Dataset records
+ + + +
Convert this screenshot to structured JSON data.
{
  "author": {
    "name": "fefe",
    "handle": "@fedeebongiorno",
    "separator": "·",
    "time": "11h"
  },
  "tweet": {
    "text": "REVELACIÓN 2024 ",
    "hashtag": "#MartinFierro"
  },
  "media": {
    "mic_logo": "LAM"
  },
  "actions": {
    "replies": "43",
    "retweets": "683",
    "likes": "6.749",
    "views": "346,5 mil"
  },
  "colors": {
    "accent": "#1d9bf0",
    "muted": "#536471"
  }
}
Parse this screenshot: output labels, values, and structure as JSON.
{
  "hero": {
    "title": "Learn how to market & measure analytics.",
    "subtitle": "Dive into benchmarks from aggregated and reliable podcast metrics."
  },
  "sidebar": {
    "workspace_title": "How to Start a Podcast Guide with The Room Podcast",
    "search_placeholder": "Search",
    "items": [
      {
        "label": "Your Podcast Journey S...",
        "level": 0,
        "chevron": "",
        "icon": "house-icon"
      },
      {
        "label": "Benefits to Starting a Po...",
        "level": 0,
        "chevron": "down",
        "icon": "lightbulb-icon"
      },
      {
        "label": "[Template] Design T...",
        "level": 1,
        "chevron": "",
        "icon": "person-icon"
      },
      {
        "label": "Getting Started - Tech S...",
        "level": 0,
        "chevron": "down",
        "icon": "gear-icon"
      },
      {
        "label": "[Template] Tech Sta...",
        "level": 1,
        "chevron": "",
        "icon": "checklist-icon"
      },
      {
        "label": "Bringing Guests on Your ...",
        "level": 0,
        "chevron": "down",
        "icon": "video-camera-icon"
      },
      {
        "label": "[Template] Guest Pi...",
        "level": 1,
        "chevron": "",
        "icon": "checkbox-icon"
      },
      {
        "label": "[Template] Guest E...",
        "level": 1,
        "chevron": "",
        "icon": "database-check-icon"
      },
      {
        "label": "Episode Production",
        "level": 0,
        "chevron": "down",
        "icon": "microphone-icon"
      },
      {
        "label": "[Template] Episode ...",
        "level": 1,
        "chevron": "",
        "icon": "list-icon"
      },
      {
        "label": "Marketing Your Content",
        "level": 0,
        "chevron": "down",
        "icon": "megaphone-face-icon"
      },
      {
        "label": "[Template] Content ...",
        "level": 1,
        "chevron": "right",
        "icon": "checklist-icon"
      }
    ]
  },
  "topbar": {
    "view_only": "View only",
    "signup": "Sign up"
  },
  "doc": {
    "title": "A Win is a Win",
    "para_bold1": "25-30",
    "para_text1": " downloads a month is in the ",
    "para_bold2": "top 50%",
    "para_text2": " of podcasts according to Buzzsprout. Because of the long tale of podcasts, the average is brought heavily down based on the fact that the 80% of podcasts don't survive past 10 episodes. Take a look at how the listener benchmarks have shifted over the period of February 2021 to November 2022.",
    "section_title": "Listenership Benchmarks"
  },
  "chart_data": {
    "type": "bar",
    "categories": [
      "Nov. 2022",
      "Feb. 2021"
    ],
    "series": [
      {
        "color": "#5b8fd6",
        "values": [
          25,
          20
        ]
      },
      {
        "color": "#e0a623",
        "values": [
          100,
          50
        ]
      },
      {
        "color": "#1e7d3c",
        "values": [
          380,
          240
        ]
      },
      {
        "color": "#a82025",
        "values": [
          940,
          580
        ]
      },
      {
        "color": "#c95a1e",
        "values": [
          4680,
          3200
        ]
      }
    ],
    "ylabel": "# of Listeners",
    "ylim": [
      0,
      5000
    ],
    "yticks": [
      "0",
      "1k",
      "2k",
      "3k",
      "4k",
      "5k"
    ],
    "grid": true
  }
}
+ + + +
Copy every line of the data that holds the string "this".

Convert this screenshot to structured JSON data.
Parse this screenshot: output labels, values, and structure as JSON.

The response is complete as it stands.